Listed records:
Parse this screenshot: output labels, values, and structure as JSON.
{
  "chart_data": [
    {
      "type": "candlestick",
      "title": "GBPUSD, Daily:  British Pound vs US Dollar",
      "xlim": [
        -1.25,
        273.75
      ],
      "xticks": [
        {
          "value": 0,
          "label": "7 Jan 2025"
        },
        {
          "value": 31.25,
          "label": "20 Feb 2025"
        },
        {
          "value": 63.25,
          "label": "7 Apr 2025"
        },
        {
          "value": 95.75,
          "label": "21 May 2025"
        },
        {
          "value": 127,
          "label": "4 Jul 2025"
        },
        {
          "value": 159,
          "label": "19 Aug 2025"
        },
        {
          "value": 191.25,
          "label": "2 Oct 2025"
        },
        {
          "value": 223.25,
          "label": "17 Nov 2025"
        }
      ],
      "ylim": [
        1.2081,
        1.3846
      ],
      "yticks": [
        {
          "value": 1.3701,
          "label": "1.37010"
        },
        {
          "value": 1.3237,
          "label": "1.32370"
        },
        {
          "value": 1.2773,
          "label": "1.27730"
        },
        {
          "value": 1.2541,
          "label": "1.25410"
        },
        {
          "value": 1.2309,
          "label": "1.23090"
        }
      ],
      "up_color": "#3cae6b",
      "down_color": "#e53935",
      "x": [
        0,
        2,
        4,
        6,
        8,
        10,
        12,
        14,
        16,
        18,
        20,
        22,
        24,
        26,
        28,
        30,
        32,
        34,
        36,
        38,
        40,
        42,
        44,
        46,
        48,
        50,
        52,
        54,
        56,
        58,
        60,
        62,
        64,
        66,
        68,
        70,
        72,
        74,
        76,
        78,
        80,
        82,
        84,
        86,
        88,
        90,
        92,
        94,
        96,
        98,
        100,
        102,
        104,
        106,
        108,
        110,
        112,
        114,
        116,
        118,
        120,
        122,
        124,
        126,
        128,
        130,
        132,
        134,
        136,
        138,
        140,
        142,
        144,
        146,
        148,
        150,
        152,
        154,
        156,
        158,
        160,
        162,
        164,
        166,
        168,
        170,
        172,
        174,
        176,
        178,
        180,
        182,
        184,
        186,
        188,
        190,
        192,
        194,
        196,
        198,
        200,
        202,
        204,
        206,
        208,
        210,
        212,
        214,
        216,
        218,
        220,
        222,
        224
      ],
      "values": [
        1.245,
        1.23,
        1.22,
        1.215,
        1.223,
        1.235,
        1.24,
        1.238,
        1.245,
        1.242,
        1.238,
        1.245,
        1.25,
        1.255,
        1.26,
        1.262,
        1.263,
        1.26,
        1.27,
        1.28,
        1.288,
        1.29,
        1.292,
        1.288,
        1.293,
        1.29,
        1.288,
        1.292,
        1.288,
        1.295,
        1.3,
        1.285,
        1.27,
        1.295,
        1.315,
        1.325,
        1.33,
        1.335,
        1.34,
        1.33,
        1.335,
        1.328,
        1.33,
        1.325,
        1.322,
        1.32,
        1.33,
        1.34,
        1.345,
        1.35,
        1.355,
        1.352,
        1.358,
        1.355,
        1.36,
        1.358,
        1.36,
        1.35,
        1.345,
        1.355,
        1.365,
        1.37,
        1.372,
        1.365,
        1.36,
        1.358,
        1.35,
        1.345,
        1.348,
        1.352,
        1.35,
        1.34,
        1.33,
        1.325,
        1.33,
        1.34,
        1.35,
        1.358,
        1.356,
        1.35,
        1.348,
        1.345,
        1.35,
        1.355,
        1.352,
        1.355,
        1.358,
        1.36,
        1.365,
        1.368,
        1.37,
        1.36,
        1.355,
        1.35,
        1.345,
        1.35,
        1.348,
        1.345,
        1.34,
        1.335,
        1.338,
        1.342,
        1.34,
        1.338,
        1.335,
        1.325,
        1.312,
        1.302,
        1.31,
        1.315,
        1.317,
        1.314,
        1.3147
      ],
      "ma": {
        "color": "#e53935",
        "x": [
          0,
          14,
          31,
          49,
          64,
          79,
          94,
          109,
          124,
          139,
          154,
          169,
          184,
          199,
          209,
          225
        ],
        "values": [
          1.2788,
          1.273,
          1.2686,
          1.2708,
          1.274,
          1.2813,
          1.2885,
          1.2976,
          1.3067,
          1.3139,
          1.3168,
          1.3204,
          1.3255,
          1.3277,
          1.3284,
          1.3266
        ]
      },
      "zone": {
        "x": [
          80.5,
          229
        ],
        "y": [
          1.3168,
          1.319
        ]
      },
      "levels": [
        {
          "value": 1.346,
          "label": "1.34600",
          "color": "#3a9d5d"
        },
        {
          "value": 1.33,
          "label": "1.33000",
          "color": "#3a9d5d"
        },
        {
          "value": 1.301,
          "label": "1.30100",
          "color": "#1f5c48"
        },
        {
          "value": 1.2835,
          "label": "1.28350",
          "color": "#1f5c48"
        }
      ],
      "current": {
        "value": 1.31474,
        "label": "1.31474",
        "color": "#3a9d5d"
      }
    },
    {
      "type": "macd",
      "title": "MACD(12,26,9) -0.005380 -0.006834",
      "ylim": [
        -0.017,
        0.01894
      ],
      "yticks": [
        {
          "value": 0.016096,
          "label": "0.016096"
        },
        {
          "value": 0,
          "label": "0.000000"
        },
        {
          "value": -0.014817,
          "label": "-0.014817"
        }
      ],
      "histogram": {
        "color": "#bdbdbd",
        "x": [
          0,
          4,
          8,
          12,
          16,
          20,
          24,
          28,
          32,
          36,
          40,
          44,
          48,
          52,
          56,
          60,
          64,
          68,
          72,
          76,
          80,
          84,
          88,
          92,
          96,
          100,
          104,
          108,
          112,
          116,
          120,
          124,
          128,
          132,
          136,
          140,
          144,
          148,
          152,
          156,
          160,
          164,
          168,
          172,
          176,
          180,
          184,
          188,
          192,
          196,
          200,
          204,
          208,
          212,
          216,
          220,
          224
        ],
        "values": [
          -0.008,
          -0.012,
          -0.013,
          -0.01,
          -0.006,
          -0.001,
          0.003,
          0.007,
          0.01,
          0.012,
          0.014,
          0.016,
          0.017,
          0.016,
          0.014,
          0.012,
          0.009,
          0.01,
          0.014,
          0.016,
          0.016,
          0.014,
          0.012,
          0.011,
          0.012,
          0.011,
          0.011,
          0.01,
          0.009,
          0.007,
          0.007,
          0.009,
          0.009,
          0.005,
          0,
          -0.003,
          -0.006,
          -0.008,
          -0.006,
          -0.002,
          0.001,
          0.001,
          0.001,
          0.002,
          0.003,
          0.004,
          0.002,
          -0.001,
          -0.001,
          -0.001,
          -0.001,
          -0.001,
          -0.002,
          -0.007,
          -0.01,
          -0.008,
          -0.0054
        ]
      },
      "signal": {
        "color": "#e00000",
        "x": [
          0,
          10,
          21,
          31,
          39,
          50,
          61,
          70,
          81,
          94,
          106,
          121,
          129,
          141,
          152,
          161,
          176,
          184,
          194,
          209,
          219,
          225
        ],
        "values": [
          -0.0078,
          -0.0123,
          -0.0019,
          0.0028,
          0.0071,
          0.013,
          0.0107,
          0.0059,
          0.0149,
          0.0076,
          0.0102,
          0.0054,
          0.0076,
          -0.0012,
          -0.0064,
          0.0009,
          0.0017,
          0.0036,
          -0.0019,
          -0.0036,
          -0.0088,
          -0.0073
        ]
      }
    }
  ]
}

Goal of the exercise: Quote each line of the listing above exactly.

Answer:
Parse this screenshot: output labels, values, and structure as JSON.
{
  "chart_data": [
    {
      "type": "candlestick",
      "title": "GBPUSD, Daily:  British Pound vs US Dollar",
      "xlim": [
        -1.25,
        273.75
      ],
      "xticks": [
        {
          "value": 0,
          "label": "7 Jan 2025"
        },
        {
          "value": 31.25,
          "label": "20 Feb 2025"
        },
        {
          "value": 63.25,
          "label": "7 Apr 2025"
        },
        {
          "value": 95.75,
          "label": "21 May 2025"
        },
        {
          "value": 127,
          "label": "4 Jul 2025"
        },
        {
          "value": 159,
          "label": "19 Aug 2025"
        },
        {
          "value": 191.25,
          "label": "2 Oct 2025"
        },
        {
          "value": 223.25,
          "label": "17 Nov 2025"
        }
      ],
      "ylim": [
        1.2081,
        1.3846
      ],
      "yticks": [
        {
          "value": 1.3701,
          "label": "1.37010"
        },
        {
          "value": 1.3237,
          "label": "1.32370"
        },
        {
          "value": 1.2773,
          "label": "1.27730"
        },
        {
          "value": 1.2541,
          "label": "1.25410"
        },
        {
          "value": 1.2309,
          "label": "1.23090"
        }
      ],
      "up_color": "#3cae6b",
      "down_color": "#e53935",
      "x": [
        0,
        2,
        4,
        6,
        8,
        10,
        12,
        14,
        16,
        18,
        20,
        22,
        24,
        26,
        28,
        30,
        32,
        34,
        36,
        38,
        40,
        42,
        44,
        46,
        48,
        50,
        52,
        54,
        56,
        58,
        60,
        62,
        64,
        66,
        68,
        70,
        72,
        74,
        76,
        78,
        80,
        82,
        84,
        86,
        88,
        90,
        92,
        94,
        96,
        98,
        100,
        102,
        104,
        106,
        108,
        110,
        112,
        114,
        116,
        118,
        120,
        122,
        124,
        126,
        128,
        130,
        132,
        134,
        136,
        138,
        140,
        142,
        144,
        146,
        148,
        150,
        152,
        154,
        156,
        158,
        160,
        162,
        164,
        166,
        168,
        170,
        172,
        174,
        176,
        178,
        180,
        182,
        184,
        186,
        188,
        190,
        192,
        194,
        196,
        198,
        200,
        202,
        204,
        206,
        208,
        210,
        212,
        214,
        216,
        218,
        220,
        222,
        224
      ],
      "values": [
        1.245,
        1.23,
        1.22,
        1.215,
        1.223,
        1.235,
        1.24,
        1.238,
        1.245,
        1.242,
        1.238,
        1.245,
        1.25,
        1.255,
        1.26,
        1.262,
        1.263,
        1.26,
        1.27,
        1.28,
        1.288,
        1.29,
        1.292,
        1.288,
        1.293,
        1.29,
        1.288,
        1.292,
        1.288,
        1.295,
        1.3,
        1.285,
        1.27,
        1.295,
        1.315,
        1.325,
        1.33,
        1.335,
        1.34,
        1.33,
        1.335,
        1.328,
        1.33,
        1.325,
        1.322,
        1.32,
        1.33,
        1.34,
        1.345,
        1.35,
        1.355,
        1.352,
        1.358,
        1.355,
        1.36,
        1.358,
        1.36,
        1.35,
        1.345,
        1.355,
        1.365,
        1.37,
        1.372,
        1.365,
        1.36,
        1.358,
        1.35,
        1.345,
        1.348,
        1.352,
        1.35,
        1.34,
        1.33,
        1.325,
        1.33,
        1.34,
        1.35,
        1.358,
        1.356,
        1.35,
        1.348,
        1.345,
        1.35,
        1.355,
        1.352,
        1.355,
        1.358,
        1.36,
        1.365,
        1.368,
        1.37,
        1.36,
        1.355,
        1.35,
        1.345,
        1.35,
        1.348,
        1.345,
        1.34,
        1.335,
        1.338,
        1.342,
        1.34,
        1.338,
        1.335,
        1.325,
        1.312,
        1.302,
        1.31,
        1.315,
        1.317,
        1.314,
        1.3147
      ],
      "ma": {
        "color": "#e53935",
        "x": [
          0,
          14,
          31,
          49,
          64,
          79,
          94,
          109,
          124,
          139,
          154,
          169,
          184,
          199,
          209,
          225
        ],
        "values": [
          1.2788,
          1.273,
          1.2686,
          1.2708,
          1.274,
          1.2813,
          1.2885,
          1.2976,
          1.3067,
          1.3139,
          1.3168,
          1.3204,
          1.3255,
          1.3277,
          1.3284,
          1.3266
        ]
      },
      "zone": {
        "x": [
          80.5,
          229
        ],
        "y": [
          1.3168,
          1.319
        ]
      },
      "levels": [
        {
          "value": 1.346,
          "label": "1.34600",
          "color": "#3a9d5d"
        },
        {
          "value": 1.33,
          "label": "1.33000",
          "color": "#3a9d5d"
        },
        {
          "value": 1.301,
          "label": "1.30100",
          "color": "#1f5c48"
        },
        {
          "value": 1.2835,
          "label": "1.28350",
          "color": "#1f5c48"
        }
      ],
      "current": {
        "value": 1.31474,
        "label": "1.31474",
        "color": "#3a9d5d"
      }
    },
    {
      "type": "macd",
      "title": "MACD(12,26,9) -0.005380 -0.006834",
      "ylim": [
        -0.017,
        0.01894
      ],
      "yticks": [
        {
          "value": 0.016096,
          "label": "0.016096"
        },
        {
          "value": 0,
          "label": "0.000000"
        },
        {
          "value": -0.014817,
          "label": "-0.014817"
        }
      ],
      "histogram": {
        "color": "#bdbdbd",
        "x": [
          0,
          4,
          8,
          12,
          16,
          20,
          24,
          28,
          32,
          36,
          40,
          44,
          48,
          52,
          56,
          60,
          64,
          68,
          72,
          76,
          80,
          84,
          88,
          92,
          96,
          100,
          104,
          108,
          112,
          116,
          120,
          124,
          128,
          132,
          136,
          140,
          144,
          148,
          152,
          156,
          160,
          164,
          168,
          172,
          176,
          180,
          184,
          188,
          192,
          196,
          200,
          204,
          208,
          212,
          216,
          220,
          224
        ],
        "values": [
          -0.008,
          -0.012,
          -0.013,
          -0.01,
          -0.006,
          -0.001,
          0.003,
          0.007,
          0.01,
          0.012,
          0.014,
          0.016,
          0.017,
          0.016,
          0.014,
          0.012,
          0.009,
          0.01,
          0.014,
          0.016,
          0.016,
          0.014,
          0.012,
          0.011,
          0.012,
          0.011,
          0.011,
          0.01,
          0.009,
          0.007,
          0.007,
          0.009,
          0.009,
          0.005,
          0,
          -0.003,
          -0.006,
          -0.008,
          -0.006,
          -0.002,
          0.001,
          0.001,
          0.001,
          0.002,
          0.003,
          0.004,
          0.002,
          -0.001,
          -0.001,
          -0.001,
          -0.001,
          -0.001,
          -0.002,
          -0.007,
          -0.01,
          -0.008,
          -0.0054
        ]
      },
      "signal": {
        "color": "#e00000",
        "x": [
          0,
          10,
          21,
          31,
          39,
          50,
          61,
          70,
          81,
          94,
          106,
          121,
          129,
          141,
          152,
          161,
          176,
          184,
          194,
          209,
          219,
          225
        ],
        "values": [
          -0.0078,
          -0.0123,
          -0.0019,
          0.0028,
          0.0071,
          0.013,
          0.0107,
          0.0059,
          0.0149,
          0.0076,
          0.0102,
          0.0054,
          0.0076,
          -0.0012,
          -0.0064,
          0.0009,
          0.0017,
          0.0036,
          -0.0019,
          -0.0036,
          -0.0088,
          -0.0073
        ]
      }
    }
  ]
}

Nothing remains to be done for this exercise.